**Task prompt**. Reproduce all the lines below exactly and omit the images.

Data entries
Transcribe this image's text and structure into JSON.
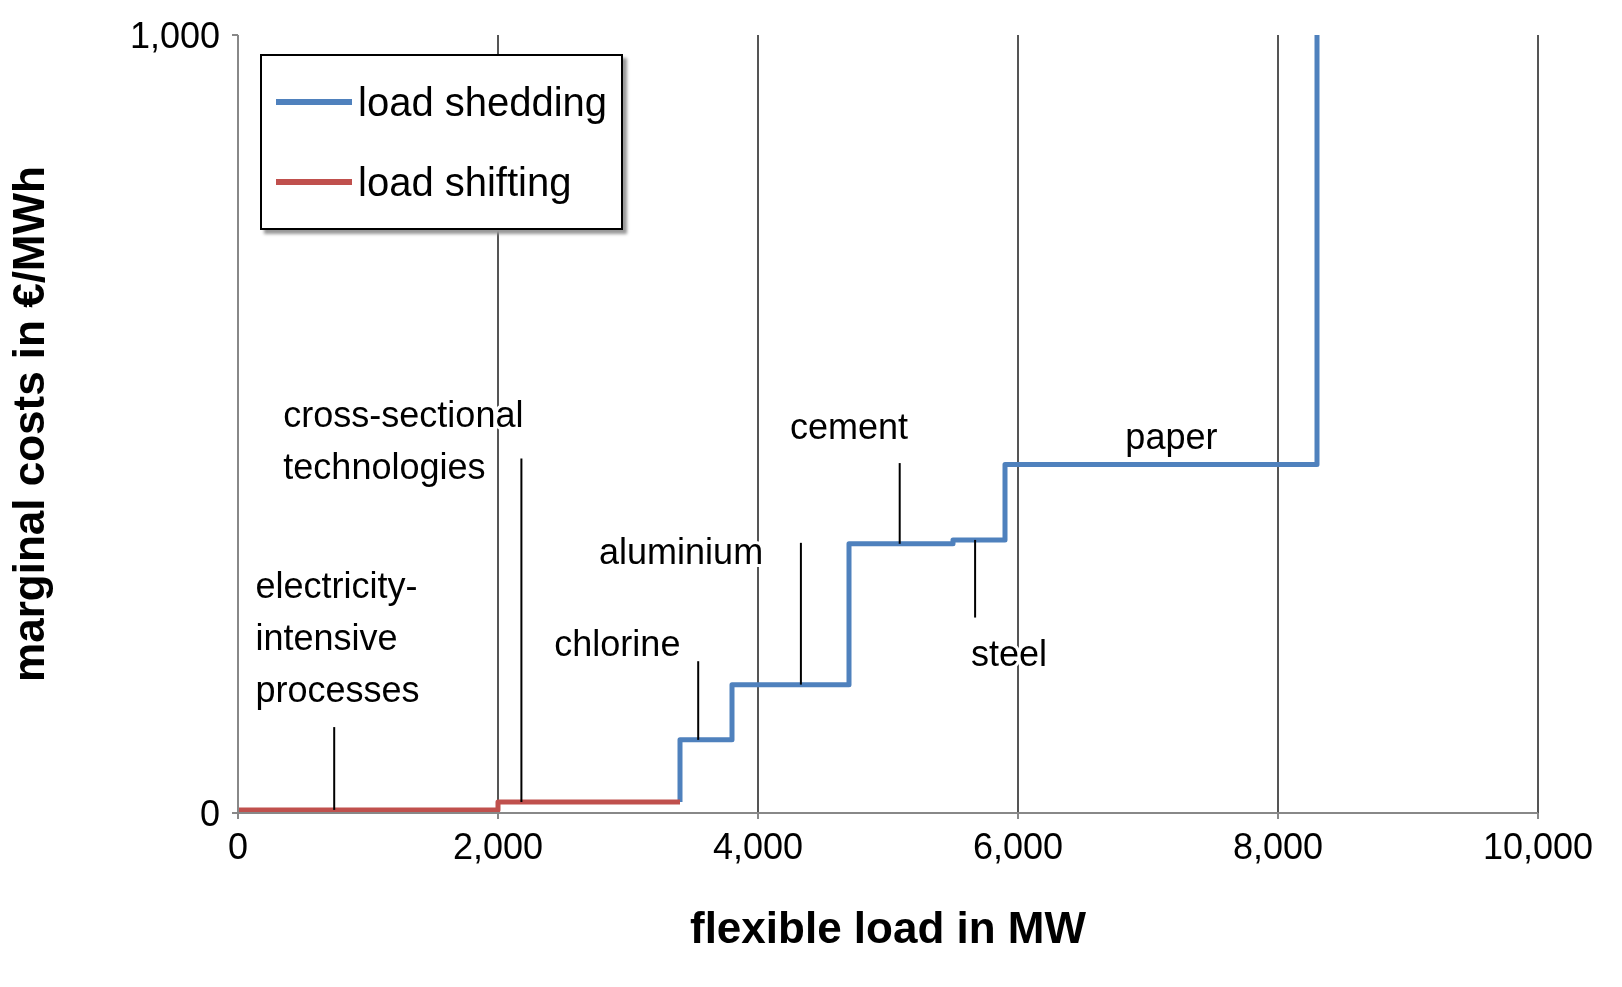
{
  "chart_data": {
    "type": "step",
    "xlabel": "flexible load in MW",
    "ylabel": "marginal costs in €/MWh",
    "xlim": [
      0,
      10000
    ],
    "xticks": [
      {
        "value": 0,
        "label": "0"
      },
      {
        "value": 2000,
        "label": "2,000"
      },
      {
        "value": 4000,
        "label": "4,000"
      },
      {
        "value": 6000,
        "label": "6,000"
      },
      {
        "value": 8000,
        "label": "8,000"
      },
      {
        "value": 10000,
        "label": "10,000"
      }
    ],
    "ylim": [
      0,
      1000
    ],
    "yticks": [
      {
        "value": 0,
        "label": "0"
      },
      {
        "value": 1000,
        "label": "1,000"
      }
    ],
    "grid": "x",
    "legend": "top left",
    "series": [
      {
        "name": "load shedding",
        "color": "#4f81bd",
        "x": [
          3400,
          3400,
          3800,
          4700,
          5500,
          5900,
          8300
        ],
        "values": [
          14,
          94,
          165,
          346,
          351,
          448,
          1000
        ]
      },
      {
        "name": "load shifting",
        "color": "#c0504d",
        "x": [
          0,
          2000,
          3400
        ],
        "values": [
          4,
          14,
          14
        ]
      }
    ],
    "annotations": [
      {
        "text": "electricity-\nintensive\nprocesses",
        "x": 740,
        "y": 4
      },
      {
        "text": "cross-sectional\ntechnologies",
        "x": 2180,
        "y": 14
      },
      {
        "text": "chlorine",
        "x": 3540,
        "y": 94
      },
      {
        "text": "aluminium",
        "x": 4330,
        "y": 165
      },
      {
        "text": "cement",
        "x": 5090,
        "y": 346
      },
      {
        "text": "steel",
        "x": 5670,
        "y": 351
      },
      {
        "text": "paper",
        "x": 7180,
        "y": 448
      }
    ]
  }
}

**Exercise result**.
Transcribe this image's text and structure into JSON.
{
  "chart_data": {
    "type": "step",
    "xlabel": "flexible load in MW",
    "ylabel": "marginal costs in €/MWh",
    "xlim": [
      0,
      10000
    ],
    "xticks": [
      {
        "value": 0,
        "label": "0"
      },
      {
        "value": 2000,
        "label": "2,000"
      },
      {
        "value": 4000,
        "label": "4,000"
      },
      {
        "value": 6000,
        "label": "6,000"
      },
      {
        "value": 8000,
        "label": "8,000"
      },
      {
        "value": 10000,
        "label": "10,000"
      }
    ],
    "ylim": [
      0,
      1000
    ],
    "yticks": [
      {
        "value": 0,
        "label": "0"
      },
      {
        "value": 1000,
        "label": "1,000"
      }
    ],
    "grid": "x",
    "legend": "top left",
    "series": [
      {
        "name": "load shedding",
        "color": "#4f81bd",
        "x": [
          3400,
          3400,
          3800,
          4700,
          5500,
          5900,
          8300
        ],
        "values": [
          14,
          94,
          165,
          346,
          351,
          448,
          1000
        ]
      },
      {
        "name": "load shifting",
        "color": "#c0504d",
        "x": [
          0,
          2000,
          3400
        ],
        "values": [
          4,
          14,
          14
        ]
      }
    ],
    "annotations": [
      {
        "text": "electricity-\nintensive\nprocesses",
        "x": 740,
        "y": 4
      },
      {
        "text": "cross-sectional\ntechnologies",
        "x": 2180,
        "y": 14
      },
      {
        "text": "chlorine",
        "x": 3540,
        "y": 94
      },
      {
        "text": "aluminium",
        "x": 4330,
        "y": 165
      },
      {
        "text": "cement",
        "x": 5090,
        "y": 346
      },
      {
        "text": "steel",
        "x": 5670,
        "y": 351
      },
      {
        "text": "paper",
        "x": 7180,
        "y": 448
      }
    ]
  }
}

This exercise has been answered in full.